• **What you should do**:
Your task is to count the lines of the entries below that include the word "Forecast" and to give only the resulting number.

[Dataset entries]
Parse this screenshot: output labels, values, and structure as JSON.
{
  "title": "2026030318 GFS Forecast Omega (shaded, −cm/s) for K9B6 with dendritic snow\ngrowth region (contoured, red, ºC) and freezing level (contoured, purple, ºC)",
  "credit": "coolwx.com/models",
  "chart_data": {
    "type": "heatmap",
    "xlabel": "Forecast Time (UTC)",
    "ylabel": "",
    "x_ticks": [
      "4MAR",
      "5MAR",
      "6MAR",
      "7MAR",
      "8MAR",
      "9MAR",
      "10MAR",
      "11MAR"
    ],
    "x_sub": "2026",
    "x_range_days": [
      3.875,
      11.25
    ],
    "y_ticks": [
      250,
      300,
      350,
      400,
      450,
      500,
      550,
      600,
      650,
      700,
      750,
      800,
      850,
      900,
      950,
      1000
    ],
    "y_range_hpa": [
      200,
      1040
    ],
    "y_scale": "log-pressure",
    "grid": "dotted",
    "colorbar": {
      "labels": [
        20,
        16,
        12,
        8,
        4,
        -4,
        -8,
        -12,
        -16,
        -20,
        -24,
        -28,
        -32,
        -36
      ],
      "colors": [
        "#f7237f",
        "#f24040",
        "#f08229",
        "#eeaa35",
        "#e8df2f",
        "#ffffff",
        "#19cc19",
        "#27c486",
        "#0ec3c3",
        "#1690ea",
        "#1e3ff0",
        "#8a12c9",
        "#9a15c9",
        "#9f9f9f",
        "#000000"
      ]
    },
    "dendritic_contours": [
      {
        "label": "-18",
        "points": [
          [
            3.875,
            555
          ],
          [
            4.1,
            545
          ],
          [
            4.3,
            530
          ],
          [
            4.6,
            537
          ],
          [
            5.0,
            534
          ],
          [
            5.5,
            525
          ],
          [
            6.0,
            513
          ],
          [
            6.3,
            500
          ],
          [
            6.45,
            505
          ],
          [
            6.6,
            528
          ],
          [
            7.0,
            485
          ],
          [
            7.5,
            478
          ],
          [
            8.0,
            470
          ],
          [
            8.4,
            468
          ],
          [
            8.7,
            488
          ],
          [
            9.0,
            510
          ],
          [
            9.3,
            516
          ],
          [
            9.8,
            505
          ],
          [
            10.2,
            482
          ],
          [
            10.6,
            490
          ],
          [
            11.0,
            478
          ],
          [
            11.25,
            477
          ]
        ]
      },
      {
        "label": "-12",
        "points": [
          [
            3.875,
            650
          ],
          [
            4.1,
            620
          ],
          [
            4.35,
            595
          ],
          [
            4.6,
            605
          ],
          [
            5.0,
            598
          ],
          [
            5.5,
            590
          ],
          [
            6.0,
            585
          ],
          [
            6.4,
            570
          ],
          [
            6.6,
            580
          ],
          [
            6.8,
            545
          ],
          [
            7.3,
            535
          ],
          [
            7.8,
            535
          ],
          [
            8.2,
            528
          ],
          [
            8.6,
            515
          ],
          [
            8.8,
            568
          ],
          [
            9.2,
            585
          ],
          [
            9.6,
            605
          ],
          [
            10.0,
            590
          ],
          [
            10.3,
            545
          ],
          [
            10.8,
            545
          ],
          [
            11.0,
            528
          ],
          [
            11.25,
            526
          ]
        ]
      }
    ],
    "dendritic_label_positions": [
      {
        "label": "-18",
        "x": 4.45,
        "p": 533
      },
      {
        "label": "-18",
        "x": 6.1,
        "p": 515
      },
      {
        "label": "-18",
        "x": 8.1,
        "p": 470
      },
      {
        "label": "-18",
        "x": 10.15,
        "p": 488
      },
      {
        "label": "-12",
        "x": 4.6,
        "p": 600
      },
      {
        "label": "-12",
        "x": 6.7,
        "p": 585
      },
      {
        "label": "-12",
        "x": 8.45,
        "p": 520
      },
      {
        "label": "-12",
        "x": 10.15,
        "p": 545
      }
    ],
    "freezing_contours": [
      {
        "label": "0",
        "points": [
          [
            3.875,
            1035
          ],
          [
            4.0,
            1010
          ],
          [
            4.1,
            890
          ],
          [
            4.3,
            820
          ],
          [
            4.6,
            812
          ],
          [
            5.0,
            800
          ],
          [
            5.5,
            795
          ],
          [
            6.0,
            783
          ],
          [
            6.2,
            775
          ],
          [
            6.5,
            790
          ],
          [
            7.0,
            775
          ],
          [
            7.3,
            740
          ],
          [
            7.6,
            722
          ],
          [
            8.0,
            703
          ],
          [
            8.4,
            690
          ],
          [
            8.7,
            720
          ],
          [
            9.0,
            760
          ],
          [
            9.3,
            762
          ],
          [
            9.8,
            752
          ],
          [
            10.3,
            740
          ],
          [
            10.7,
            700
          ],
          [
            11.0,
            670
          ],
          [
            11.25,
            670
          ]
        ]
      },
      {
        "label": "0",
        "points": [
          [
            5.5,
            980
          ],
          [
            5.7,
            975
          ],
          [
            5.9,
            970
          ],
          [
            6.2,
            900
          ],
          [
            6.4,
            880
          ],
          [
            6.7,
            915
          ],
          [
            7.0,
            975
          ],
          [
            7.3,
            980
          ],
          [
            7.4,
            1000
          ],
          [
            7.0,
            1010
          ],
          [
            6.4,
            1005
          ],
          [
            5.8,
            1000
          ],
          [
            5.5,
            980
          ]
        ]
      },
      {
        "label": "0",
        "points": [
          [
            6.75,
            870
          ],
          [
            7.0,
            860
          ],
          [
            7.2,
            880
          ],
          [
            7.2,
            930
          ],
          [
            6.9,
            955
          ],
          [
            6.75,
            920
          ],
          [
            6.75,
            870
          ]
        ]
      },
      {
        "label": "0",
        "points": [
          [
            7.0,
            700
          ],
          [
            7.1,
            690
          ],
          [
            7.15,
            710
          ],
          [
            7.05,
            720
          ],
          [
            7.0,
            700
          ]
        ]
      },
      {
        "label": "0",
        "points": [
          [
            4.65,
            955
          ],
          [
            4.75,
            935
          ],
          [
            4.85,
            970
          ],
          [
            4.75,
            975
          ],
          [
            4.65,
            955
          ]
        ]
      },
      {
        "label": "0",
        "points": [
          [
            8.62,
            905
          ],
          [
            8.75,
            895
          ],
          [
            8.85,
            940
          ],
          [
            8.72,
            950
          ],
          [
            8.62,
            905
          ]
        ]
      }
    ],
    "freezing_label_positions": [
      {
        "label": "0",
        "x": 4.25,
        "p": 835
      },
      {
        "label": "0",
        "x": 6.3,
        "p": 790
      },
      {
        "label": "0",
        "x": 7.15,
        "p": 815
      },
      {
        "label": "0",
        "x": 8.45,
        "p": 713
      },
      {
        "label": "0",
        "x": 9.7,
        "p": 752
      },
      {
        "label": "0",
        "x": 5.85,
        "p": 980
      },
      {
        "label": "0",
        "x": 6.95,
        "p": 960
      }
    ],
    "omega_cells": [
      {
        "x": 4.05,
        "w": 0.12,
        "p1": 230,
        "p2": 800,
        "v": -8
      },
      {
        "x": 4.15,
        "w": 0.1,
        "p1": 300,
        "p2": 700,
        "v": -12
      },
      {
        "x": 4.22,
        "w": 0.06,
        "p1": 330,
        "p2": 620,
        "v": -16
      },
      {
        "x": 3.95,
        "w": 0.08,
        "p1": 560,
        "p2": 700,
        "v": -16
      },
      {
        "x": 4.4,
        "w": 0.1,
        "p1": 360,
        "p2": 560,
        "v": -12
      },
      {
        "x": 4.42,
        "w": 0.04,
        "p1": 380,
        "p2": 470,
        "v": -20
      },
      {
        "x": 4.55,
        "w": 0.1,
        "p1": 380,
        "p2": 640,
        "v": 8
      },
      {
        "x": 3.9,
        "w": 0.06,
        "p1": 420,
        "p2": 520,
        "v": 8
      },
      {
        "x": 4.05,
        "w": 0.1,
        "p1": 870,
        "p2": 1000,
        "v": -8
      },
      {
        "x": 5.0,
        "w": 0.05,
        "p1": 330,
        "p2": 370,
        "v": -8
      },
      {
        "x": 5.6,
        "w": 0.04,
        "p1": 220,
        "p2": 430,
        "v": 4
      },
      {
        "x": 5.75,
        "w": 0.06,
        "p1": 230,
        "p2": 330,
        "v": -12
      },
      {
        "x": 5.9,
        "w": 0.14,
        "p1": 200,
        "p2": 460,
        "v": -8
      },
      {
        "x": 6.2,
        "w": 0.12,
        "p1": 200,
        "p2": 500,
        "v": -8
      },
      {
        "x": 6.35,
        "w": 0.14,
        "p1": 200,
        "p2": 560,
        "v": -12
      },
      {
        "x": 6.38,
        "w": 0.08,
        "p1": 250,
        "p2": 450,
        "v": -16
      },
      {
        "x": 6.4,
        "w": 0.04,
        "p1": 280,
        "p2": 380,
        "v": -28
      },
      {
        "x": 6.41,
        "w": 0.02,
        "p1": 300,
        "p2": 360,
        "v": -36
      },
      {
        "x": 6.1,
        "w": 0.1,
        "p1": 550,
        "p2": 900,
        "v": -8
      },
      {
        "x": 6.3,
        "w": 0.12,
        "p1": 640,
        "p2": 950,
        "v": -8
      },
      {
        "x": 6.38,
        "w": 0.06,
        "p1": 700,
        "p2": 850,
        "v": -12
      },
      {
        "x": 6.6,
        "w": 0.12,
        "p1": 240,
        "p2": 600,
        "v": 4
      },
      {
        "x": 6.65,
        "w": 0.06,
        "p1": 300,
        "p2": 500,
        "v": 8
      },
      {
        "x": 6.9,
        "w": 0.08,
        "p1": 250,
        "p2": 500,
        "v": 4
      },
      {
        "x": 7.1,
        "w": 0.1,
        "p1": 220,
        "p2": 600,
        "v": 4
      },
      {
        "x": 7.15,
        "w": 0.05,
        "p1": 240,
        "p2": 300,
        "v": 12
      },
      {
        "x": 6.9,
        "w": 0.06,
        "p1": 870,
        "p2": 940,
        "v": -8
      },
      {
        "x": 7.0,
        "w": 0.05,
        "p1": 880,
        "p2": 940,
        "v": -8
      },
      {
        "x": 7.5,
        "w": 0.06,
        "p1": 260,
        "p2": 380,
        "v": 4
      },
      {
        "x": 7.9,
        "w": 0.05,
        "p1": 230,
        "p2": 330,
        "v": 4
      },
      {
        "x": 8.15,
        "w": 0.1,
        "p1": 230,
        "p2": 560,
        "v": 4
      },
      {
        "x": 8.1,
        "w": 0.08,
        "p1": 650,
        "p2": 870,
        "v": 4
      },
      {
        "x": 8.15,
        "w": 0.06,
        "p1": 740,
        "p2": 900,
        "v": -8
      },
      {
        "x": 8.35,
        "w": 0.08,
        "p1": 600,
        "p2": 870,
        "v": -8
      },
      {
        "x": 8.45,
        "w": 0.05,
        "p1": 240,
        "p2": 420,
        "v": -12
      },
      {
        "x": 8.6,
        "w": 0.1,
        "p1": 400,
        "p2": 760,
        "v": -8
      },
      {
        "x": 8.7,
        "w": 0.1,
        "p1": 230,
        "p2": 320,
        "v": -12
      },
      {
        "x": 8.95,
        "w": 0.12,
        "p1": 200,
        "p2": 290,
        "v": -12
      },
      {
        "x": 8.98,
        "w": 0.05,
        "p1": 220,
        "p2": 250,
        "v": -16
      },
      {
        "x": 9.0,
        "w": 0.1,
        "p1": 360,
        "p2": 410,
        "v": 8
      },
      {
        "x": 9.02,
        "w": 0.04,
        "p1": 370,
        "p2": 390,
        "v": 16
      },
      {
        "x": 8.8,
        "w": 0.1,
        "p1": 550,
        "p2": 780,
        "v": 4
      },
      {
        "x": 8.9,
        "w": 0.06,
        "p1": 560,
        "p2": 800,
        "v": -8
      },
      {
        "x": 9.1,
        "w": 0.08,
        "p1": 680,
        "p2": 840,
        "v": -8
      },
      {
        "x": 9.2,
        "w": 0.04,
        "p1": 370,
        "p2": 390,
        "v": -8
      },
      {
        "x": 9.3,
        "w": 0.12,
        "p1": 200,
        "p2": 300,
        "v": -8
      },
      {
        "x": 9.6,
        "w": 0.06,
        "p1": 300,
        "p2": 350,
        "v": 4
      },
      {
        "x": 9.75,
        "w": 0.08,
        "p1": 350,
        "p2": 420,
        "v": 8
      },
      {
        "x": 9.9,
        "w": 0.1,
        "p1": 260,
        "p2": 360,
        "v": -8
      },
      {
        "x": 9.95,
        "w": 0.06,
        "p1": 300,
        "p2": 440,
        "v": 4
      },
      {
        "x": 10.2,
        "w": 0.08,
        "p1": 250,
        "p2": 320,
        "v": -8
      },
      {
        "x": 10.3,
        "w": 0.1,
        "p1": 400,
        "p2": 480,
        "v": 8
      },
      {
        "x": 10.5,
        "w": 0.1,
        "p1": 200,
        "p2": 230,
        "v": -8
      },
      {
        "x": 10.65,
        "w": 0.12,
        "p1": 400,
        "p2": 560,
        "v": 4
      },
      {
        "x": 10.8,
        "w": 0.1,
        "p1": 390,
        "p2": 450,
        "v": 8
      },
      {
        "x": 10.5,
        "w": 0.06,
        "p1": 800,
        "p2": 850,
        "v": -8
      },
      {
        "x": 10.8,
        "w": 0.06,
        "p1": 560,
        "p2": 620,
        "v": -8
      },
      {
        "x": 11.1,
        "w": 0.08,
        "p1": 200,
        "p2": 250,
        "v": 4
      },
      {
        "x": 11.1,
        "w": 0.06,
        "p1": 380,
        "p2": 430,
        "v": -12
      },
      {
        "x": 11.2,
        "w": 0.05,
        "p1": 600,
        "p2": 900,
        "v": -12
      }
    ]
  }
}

• **Answer to this problem**:
2